**What is expected:** Repeat the records in full. No pictures belong in the copy.

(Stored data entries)
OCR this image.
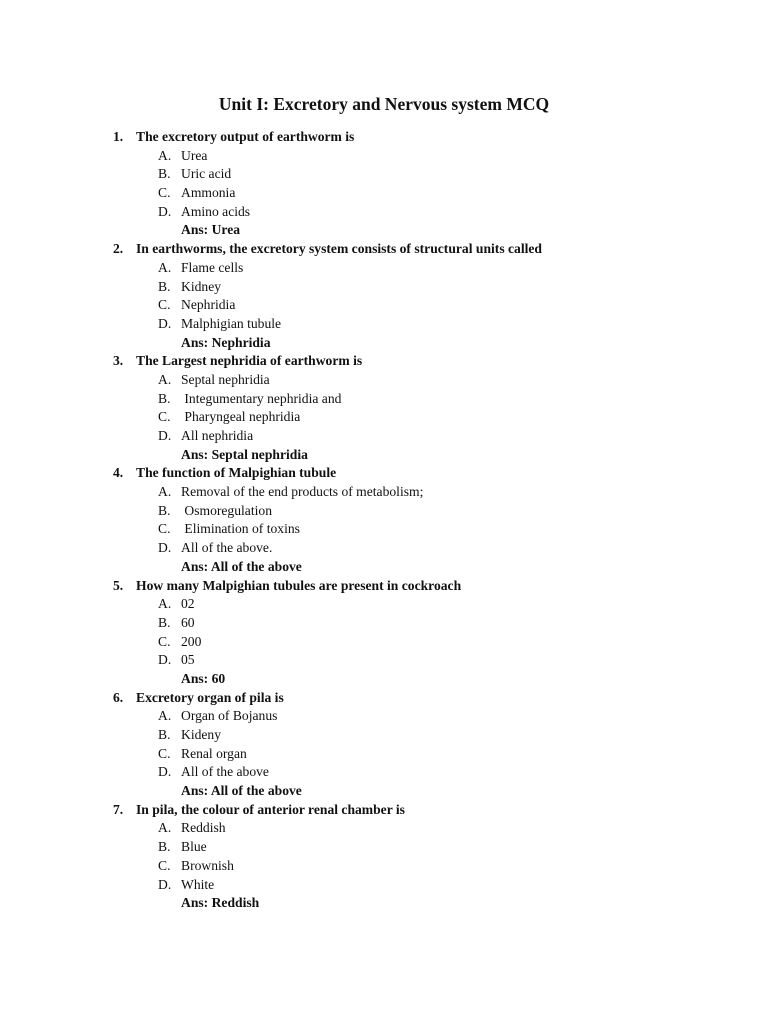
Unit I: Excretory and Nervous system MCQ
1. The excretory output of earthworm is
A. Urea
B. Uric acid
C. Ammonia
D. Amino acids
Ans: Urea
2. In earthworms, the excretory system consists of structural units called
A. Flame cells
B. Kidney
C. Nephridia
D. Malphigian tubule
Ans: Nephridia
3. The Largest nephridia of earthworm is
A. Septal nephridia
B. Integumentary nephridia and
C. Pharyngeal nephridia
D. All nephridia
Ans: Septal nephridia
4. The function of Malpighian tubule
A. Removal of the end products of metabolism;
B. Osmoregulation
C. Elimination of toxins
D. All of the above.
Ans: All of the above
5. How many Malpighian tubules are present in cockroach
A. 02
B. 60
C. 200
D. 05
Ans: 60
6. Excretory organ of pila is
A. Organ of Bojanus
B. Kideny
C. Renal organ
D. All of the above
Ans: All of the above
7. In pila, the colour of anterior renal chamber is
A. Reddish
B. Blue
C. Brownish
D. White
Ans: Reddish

**Solution to this exercise:**
OCR this image.
Unit I: Excretory and Nervous system MCQ
1. The excretory output of earthworm is
A. Urea
B. Uric acid
C. Ammonia
D. Amino acids
Ans: Urea
2. In earthworms, the excretory system consists of structural units called
A. Flame cells
B. Kidney
C. Nephridia
D. Malphigian tubule
Ans: Nephridia
3. The Largest nephridia of earthworm is
A. Septal nephridia
B. Integumentary nephridia and
C. Pharyngeal nephridia
D. All nephridia
Ans: Septal nephridia
4. The function of Malpighian tubule
A. Removal of the end products of metabolism;
B. Osmoregulation
C. Elimination of toxins
D. All of the above.
Ans: All of the above
5. How many Malpighian tubules are present in cockroach
A. 02
B. 60
C. 200
D. 05
Ans: 60
6. Excretory organ of pila is
A. Organ of Bojanus
B. Kideny
C. Renal organ
D. All of the above
Ans: All of the above
7. In pila, the colour of anterior renal chamber is
A. Reddish
B. Blue
C. Brownish
D. White
Ans: Reddish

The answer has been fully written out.